EXERCISE REQUIREMENTS:
Each line below must be set down exactly; omit any image you find.

STORED ROWS:

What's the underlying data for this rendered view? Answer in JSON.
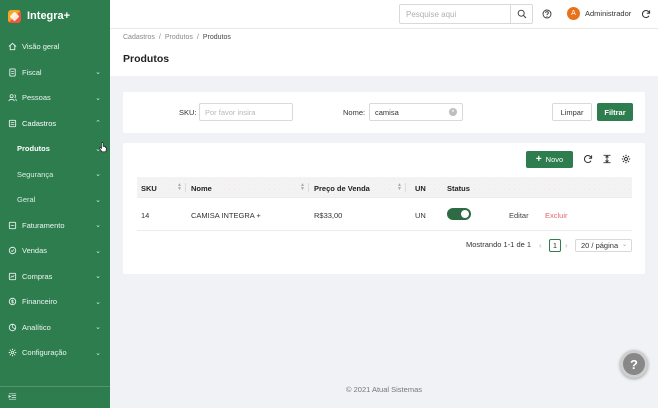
{
  "brand": {
    "name": "Integra+"
  },
  "sidebar": {
    "items": [
      {
        "label": "Visão geral",
        "icon": "home-icon",
        "chevron": ""
      },
      {
        "label": "Fiscal",
        "icon": "file-icon",
        "chevron": "⌄"
      },
      {
        "label": "Pessoas",
        "icon": "users-icon",
        "chevron": "⌄"
      },
      {
        "label": "Cadastros",
        "icon": "folder-icon",
        "chevron": "⌃"
      },
      {
        "label": "Produtos",
        "icon": "",
        "chevron": "⌄"
      },
      {
        "label": "Segurança",
        "icon": "",
        "chevron": "⌄"
      },
      {
        "label": "Geral",
        "icon": "",
        "chevron": "⌄"
      },
      {
        "label": "Faturamento",
        "icon": "invoice-icon",
        "chevron": "⌄"
      },
      {
        "label": "Vendas",
        "icon": "sales-icon",
        "chevron": "⌄"
      },
      {
        "label": "Compras",
        "icon": "cart-icon",
        "chevron": "⌄"
      },
      {
        "label": "Financeiro",
        "icon": "money-icon",
        "chevron": "⌄"
      },
      {
        "label": "Analítico",
        "icon": "chart-icon",
        "chevron": "⌄"
      },
      {
        "label": "Configuração",
        "icon": "gear-icon",
        "chevron": "⌄"
      }
    ]
  },
  "header": {
    "search_placeholder": "Pesquise aqui",
    "avatar_letter": "A",
    "username": "Administrador"
  },
  "breadcrumb": [
    "Cadastros",
    "Produtos",
    "Produtos"
  ],
  "page_title": "Produtos",
  "filter": {
    "sku_label": "SKU:",
    "sku_placeholder": "Por favor insira",
    "sku_value": "",
    "nome_label": "Nome:",
    "nome_value": "camisa",
    "clear_label": "Limpar",
    "filter_label": "Filtrar"
  },
  "table": {
    "new_label": "Novo",
    "columns": [
      "SKU",
      "Nome",
      "Preço de Venda",
      "UN",
      "Status"
    ],
    "rows": [
      {
        "sku": "14",
        "nome": "CAMISA INTEGRA +",
        "preco": "R$33,00",
        "un": "UN",
        "status": "on",
        "edit": "Editar",
        "delete": "Excluir"
      }
    ],
    "pagination": {
      "summary": "Mostrando 1-1 de 1",
      "current_page": "1",
      "page_size": "20 / página"
    }
  },
  "footer": {
    "copyright": "© 2021 Atual Sistemas"
  },
  "help_button": "?",
  "colors": {
    "sidebar": "#2e7d4f",
    "primary": "#2e7d4f",
    "delete": "#e26a6a",
    "avatar": "#e8721c"
  }
}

OUTPUT BELOW:
What's the underlying data for this rendered view? Answer in JSON.
{
  "brand": {
    "name": "Integra+"
  },
  "sidebar": {
    "items": [
      {
        "label": "Visão geral",
        "icon": "home-icon",
        "chevron": ""
      },
      {
        "label": "Fiscal",
        "icon": "file-icon",
        "chevron": "⌄"
      },
      {
        "label": "Pessoas",
        "icon": "users-icon",
        "chevron": "⌄"
      },
      {
        "label": "Cadastros",
        "icon": "folder-icon",
        "chevron": "⌃"
      },
      {
        "label": "Produtos",
        "icon": "",
        "chevron": "⌄"
      },
      {
        "label": "Segurança",
        "icon": "",
        "chevron": "⌄"
      },
      {
        "label": "Geral",
        "icon": "",
        "chevron": "⌄"
      },
      {
        "label": "Faturamento",
        "icon": "invoice-icon",
        "chevron": "⌄"
      },
      {
        "label": "Vendas",
        "icon": "sales-icon",
        "chevron": "⌄"
      },
      {
        "label": "Compras",
        "icon": "cart-icon",
        "chevron": "⌄"
      },
      {
        "label": "Financeiro",
        "icon": "money-icon",
        "chevron": "⌄"
      },
      {
        "label": "Analítico",
        "icon": "chart-icon",
        "chevron": "⌄"
      },
      {
        "label": "Configuração",
        "icon": "gear-icon",
        "chevron": "⌄"
      }
    ]
  },
  "header": {
    "search_placeholder": "Pesquise aqui",
    "avatar_letter": "A",
    "username": "Administrador"
  },
  "breadcrumb": [
    "Cadastros",
    "Produtos",
    "Produtos"
  ],
  "page_title": "Produtos",
  "filter": {
    "sku_label": "SKU:",
    "sku_placeholder": "Por favor insira",
    "sku_value": "",
    "nome_label": "Nome:",
    "nome_value": "camisa",
    "clear_label": "Limpar",
    "filter_label": "Filtrar"
  },
  "table": {
    "new_label": "Novo",
    "columns": [
      "SKU",
      "Nome",
      "Preço de Venda",
      "UN",
      "Status"
    ],
    "rows": [
      {
        "sku": "14",
        "nome": "CAMISA INTEGRA +",
        "preco": "R$33,00",
        "un": "UN",
        "status": "on",
        "edit": "Editar",
        "delete": "Excluir"
      }
    ],
    "pagination": {
      "summary": "Mostrando 1-1 de 1",
      "current_page": "1",
      "page_size": "20 / página"
    }
  },
  "footer": {
    "copyright": "© 2021 Atual Sistemas"
  },
  "help_button": "?",
  "colors": {
    "sidebar": "#2e7d4f",
    "primary": "#2e7d4f",
    "delete": "#e26a6a",
    "avatar": "#e8721c"
  }
}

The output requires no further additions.